>> start
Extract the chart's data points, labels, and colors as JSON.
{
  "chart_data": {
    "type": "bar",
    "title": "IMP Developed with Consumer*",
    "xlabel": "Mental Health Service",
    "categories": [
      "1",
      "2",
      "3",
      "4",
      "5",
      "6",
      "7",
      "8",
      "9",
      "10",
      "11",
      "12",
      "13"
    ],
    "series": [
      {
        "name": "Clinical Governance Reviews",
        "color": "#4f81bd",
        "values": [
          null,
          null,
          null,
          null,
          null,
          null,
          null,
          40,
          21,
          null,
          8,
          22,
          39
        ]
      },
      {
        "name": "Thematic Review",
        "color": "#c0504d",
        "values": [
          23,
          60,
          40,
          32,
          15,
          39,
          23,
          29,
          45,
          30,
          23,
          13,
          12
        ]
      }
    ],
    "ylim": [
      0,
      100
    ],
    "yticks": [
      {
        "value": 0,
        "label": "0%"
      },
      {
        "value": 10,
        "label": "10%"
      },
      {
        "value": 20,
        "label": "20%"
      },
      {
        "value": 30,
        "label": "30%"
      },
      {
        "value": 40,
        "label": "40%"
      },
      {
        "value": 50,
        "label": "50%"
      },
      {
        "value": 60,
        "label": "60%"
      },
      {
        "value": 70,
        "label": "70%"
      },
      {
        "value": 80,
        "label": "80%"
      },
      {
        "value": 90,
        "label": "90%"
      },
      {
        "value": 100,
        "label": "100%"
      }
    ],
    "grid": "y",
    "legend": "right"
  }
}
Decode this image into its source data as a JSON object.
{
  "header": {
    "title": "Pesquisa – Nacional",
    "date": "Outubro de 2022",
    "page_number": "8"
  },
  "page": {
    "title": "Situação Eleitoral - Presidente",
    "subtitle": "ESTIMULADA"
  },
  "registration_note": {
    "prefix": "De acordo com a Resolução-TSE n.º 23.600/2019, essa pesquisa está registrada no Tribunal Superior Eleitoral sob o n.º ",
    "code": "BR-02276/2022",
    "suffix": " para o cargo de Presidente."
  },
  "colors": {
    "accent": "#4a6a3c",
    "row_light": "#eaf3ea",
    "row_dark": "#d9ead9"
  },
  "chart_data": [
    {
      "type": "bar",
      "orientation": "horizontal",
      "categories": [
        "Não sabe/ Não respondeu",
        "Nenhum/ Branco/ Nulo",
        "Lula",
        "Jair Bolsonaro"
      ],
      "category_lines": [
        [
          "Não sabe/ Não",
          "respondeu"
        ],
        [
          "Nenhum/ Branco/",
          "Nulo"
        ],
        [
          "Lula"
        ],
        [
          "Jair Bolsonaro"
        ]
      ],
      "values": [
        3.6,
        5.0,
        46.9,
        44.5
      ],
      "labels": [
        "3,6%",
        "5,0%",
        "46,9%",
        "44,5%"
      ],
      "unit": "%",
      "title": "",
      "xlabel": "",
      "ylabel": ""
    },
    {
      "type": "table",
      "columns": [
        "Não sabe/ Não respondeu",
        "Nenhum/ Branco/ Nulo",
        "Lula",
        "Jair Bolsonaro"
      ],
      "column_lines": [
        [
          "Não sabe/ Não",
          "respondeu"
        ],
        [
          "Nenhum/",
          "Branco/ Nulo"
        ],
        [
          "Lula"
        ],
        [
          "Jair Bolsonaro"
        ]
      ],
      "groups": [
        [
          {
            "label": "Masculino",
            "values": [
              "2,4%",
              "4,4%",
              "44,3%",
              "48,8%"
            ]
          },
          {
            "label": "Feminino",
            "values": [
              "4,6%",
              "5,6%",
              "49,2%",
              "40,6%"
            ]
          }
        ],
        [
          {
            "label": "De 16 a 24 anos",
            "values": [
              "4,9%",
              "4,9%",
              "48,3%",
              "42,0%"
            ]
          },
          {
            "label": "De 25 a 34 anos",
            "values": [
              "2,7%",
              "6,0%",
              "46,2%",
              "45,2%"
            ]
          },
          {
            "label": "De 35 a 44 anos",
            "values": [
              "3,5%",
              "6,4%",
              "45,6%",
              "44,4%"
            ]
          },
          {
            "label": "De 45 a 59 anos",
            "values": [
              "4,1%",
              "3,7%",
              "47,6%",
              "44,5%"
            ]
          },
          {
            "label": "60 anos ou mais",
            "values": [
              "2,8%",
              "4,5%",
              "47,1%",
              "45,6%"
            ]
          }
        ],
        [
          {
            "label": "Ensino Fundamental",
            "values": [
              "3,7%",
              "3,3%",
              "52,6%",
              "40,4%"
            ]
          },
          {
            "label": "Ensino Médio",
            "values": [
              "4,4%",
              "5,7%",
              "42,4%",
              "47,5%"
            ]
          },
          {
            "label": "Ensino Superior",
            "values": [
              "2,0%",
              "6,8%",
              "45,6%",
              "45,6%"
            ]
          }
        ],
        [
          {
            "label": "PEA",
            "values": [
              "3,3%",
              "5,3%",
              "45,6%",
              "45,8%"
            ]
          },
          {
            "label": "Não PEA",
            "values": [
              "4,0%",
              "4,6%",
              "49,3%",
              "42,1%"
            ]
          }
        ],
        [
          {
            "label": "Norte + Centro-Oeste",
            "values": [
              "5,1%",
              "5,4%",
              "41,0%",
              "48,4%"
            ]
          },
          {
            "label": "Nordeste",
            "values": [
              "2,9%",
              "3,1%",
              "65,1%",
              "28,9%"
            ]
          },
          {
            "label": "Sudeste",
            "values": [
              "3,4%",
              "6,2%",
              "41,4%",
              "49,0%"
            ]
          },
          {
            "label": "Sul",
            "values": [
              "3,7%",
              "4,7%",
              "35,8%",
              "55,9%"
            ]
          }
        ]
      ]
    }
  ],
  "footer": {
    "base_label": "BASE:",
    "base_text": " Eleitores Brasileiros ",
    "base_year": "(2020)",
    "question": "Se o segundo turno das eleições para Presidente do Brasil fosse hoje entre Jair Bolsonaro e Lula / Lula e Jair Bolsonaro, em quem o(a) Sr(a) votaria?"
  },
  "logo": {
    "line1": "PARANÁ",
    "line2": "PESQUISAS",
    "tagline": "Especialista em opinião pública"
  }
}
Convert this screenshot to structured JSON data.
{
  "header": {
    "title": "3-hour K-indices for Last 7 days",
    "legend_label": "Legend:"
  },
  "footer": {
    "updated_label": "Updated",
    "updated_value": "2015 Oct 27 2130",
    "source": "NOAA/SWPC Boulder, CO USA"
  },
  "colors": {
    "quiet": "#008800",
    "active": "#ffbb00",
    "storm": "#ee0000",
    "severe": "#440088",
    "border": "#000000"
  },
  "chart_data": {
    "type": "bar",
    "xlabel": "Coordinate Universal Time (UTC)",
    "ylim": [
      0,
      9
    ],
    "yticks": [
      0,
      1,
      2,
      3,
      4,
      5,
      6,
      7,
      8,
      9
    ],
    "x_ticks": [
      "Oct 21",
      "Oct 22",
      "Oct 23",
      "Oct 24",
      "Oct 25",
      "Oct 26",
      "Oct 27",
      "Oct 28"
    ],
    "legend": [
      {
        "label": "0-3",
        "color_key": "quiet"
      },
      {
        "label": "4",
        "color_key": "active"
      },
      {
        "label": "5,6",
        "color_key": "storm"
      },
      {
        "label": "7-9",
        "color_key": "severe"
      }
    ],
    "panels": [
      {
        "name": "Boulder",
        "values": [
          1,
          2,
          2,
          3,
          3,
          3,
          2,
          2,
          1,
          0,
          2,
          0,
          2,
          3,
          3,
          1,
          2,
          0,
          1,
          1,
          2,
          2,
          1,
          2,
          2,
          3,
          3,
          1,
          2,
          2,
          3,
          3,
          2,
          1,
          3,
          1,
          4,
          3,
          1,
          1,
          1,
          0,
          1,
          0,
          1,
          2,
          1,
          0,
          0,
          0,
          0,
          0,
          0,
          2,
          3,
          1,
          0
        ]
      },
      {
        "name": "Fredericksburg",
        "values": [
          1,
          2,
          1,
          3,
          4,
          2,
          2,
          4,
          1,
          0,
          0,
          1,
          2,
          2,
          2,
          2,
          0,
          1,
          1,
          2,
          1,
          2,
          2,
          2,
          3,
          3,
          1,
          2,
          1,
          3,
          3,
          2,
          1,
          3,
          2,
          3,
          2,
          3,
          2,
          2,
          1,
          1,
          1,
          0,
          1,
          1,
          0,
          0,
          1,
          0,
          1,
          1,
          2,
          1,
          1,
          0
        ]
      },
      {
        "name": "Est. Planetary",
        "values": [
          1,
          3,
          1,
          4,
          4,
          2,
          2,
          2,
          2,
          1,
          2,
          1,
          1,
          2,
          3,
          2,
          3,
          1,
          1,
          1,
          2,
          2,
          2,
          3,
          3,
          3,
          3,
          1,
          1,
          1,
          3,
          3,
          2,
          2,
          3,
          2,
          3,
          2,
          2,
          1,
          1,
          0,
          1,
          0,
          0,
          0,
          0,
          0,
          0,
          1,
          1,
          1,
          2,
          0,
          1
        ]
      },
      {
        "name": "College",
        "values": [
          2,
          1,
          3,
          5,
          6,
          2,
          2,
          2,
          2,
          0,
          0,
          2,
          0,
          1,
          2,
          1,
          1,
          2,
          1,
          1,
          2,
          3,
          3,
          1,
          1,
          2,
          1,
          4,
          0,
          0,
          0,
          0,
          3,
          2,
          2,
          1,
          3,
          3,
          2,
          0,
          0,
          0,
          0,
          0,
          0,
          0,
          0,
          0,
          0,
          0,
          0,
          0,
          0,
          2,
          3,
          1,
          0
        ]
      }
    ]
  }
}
>> end
EXERCISE DIRECTIONS:
Using the listing above, list every line in which the string "Eleitoral" occurs.

FULL OUTPUT:
    "title": "Situação Eleitoral - Presidente",
    "prefix": "De acordo com a Resolução-TSE n.º 23.600/2019, essa pesquisa está registrada no Tribunal Superior Eleitoral sob o n.º ",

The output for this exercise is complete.